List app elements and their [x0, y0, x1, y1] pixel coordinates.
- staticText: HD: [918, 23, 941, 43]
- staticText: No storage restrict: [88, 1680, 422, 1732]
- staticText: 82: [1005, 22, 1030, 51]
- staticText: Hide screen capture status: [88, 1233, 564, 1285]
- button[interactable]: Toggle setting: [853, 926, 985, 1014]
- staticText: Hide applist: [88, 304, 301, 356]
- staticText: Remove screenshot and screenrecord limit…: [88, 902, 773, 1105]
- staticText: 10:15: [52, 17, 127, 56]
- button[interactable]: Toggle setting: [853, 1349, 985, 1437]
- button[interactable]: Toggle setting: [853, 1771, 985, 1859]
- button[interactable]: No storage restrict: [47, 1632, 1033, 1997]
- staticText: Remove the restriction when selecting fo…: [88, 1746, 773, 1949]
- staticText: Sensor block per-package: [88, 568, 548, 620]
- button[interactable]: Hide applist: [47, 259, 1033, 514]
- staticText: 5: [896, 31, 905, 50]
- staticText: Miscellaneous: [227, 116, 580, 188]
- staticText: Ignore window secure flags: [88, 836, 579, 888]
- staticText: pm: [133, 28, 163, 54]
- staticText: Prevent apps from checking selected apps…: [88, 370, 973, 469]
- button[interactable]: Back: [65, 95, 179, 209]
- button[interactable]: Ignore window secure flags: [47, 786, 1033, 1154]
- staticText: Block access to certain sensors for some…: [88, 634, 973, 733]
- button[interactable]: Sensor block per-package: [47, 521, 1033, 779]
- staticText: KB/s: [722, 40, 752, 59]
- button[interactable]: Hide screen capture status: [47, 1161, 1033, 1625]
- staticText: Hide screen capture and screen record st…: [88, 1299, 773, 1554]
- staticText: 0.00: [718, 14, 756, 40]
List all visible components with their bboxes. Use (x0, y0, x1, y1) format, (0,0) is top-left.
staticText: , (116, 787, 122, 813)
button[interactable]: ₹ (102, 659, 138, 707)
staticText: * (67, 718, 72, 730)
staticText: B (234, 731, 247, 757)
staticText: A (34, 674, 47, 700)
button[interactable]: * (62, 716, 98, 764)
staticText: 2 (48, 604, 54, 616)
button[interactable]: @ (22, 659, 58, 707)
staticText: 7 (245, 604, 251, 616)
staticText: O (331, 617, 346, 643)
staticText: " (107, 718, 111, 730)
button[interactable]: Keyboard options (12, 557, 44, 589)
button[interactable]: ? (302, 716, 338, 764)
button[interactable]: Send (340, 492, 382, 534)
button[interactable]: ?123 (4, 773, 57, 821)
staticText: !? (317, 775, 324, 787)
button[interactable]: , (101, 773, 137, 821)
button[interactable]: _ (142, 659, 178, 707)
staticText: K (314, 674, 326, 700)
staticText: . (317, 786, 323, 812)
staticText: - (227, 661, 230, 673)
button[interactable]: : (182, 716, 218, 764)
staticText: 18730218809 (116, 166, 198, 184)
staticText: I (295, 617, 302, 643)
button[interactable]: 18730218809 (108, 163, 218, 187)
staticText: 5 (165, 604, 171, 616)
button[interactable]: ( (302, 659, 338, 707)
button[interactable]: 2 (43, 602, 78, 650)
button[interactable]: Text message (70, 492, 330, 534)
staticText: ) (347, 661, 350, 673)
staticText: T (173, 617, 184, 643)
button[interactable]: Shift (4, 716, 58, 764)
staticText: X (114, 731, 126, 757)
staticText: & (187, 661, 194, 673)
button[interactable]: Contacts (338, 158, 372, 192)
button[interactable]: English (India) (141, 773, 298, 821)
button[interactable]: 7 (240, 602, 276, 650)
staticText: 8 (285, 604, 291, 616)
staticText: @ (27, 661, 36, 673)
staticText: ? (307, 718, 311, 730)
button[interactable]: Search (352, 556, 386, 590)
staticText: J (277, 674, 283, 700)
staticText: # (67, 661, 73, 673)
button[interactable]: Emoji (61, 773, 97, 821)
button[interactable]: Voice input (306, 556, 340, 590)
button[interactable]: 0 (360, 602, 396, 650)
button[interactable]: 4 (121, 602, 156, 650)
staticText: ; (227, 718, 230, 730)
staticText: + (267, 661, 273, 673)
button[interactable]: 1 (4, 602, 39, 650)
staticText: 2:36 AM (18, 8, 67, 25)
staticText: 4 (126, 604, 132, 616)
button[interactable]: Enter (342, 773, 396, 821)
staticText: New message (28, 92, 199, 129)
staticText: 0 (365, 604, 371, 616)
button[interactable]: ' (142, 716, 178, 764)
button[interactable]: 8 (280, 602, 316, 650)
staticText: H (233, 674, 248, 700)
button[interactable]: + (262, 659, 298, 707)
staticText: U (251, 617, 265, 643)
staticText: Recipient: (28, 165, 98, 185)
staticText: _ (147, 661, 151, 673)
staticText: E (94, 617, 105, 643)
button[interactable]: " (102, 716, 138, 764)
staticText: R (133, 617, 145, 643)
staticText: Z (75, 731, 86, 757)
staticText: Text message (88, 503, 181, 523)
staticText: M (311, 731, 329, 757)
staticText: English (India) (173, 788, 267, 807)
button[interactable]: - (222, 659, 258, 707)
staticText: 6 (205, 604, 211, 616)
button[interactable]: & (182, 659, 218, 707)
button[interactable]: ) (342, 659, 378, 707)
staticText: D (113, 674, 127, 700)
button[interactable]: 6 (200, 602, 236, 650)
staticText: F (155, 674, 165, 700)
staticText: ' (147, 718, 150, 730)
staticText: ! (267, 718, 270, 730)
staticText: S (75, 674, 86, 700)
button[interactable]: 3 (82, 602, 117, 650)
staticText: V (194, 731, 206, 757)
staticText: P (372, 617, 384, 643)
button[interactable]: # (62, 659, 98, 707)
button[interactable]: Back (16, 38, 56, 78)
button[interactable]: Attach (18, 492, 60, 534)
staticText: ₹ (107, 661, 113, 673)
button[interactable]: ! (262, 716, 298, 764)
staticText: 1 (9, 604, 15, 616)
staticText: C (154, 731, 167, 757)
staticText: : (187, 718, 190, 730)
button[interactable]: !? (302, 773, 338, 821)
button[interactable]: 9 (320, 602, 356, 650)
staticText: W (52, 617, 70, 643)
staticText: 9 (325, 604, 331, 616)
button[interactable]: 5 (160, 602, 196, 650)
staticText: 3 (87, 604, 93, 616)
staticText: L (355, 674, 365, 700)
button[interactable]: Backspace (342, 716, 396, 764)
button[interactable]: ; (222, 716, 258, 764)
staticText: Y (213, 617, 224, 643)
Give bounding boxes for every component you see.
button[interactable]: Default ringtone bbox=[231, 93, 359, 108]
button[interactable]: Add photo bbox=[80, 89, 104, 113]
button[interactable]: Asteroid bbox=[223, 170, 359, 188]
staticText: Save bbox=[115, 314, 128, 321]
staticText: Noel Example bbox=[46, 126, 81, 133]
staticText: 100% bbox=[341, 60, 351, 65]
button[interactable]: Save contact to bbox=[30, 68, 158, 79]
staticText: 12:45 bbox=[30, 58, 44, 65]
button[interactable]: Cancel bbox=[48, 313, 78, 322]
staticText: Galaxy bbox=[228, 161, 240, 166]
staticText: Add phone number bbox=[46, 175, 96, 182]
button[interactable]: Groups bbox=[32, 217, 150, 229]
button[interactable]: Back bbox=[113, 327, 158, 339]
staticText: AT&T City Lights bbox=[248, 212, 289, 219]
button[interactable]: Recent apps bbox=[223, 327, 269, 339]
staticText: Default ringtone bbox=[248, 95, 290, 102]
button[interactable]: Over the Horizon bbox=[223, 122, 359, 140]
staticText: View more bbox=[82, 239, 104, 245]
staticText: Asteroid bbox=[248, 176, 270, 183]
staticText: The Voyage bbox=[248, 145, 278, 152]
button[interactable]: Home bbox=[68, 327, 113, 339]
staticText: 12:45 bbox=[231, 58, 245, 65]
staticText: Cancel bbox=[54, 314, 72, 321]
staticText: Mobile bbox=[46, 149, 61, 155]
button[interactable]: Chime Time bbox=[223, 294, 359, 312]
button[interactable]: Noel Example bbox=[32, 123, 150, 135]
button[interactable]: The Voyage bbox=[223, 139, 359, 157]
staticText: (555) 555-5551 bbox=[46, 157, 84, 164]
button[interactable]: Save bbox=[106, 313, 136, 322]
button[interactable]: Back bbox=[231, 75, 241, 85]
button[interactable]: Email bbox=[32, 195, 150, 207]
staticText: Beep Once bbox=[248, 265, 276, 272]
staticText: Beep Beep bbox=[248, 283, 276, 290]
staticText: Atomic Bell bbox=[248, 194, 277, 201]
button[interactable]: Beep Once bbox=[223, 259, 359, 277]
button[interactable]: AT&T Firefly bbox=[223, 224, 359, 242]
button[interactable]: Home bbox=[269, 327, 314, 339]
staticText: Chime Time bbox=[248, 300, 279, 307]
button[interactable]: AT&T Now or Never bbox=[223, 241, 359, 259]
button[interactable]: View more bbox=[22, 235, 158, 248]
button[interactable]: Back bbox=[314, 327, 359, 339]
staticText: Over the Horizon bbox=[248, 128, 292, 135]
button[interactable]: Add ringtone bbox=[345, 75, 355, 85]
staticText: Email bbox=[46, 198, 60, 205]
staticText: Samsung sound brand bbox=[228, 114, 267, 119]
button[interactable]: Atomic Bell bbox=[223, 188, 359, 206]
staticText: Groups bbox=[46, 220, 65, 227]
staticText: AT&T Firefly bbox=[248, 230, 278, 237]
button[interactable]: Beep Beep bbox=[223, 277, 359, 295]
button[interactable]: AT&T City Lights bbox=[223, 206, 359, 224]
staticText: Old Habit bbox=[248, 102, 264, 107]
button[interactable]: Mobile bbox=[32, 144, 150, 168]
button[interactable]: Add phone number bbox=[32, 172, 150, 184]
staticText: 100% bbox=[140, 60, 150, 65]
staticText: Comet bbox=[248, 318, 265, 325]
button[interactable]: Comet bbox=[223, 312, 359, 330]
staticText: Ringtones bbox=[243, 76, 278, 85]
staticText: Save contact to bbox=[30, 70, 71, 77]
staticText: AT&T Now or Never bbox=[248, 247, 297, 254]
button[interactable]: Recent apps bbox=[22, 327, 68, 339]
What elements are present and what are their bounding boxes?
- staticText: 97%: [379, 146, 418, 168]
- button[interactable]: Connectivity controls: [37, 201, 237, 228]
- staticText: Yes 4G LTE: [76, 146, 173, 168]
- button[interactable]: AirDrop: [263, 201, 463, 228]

_ _ _ _

Reproduce the items verbatim, from the first line through the line that contains "- button[interactable]: Toggle setting: [853, 1771, 985, 1859]".

List app elements and their [x0, y0, x1, y1] pixel coordinates.
- staticText: HD: [918, 23, 941, 43]
- staticText: No storage restrict: [88, 1680, 422, 1732]
- staticText: 82: [1005, 22, 1030, 51]
- staticText: Hide screen capture status: [88, 1233, 564, 1285]
- button[interactable]: Toggle setting: [853, 926, 985, 1014]
- staticText: Hide applist: [88, 304, 301, 356]
- staticText: Remove screenshot and screenrecord limit…: [88, 902, 773, 1105]
- staticText: 10:15: [52, 17, 127, 56]
- button[interactable]: Toggle setting: [853, 1349, 985, 1437]
- button[interactable]: Toggle setting: [853, 1771, 985, 1859]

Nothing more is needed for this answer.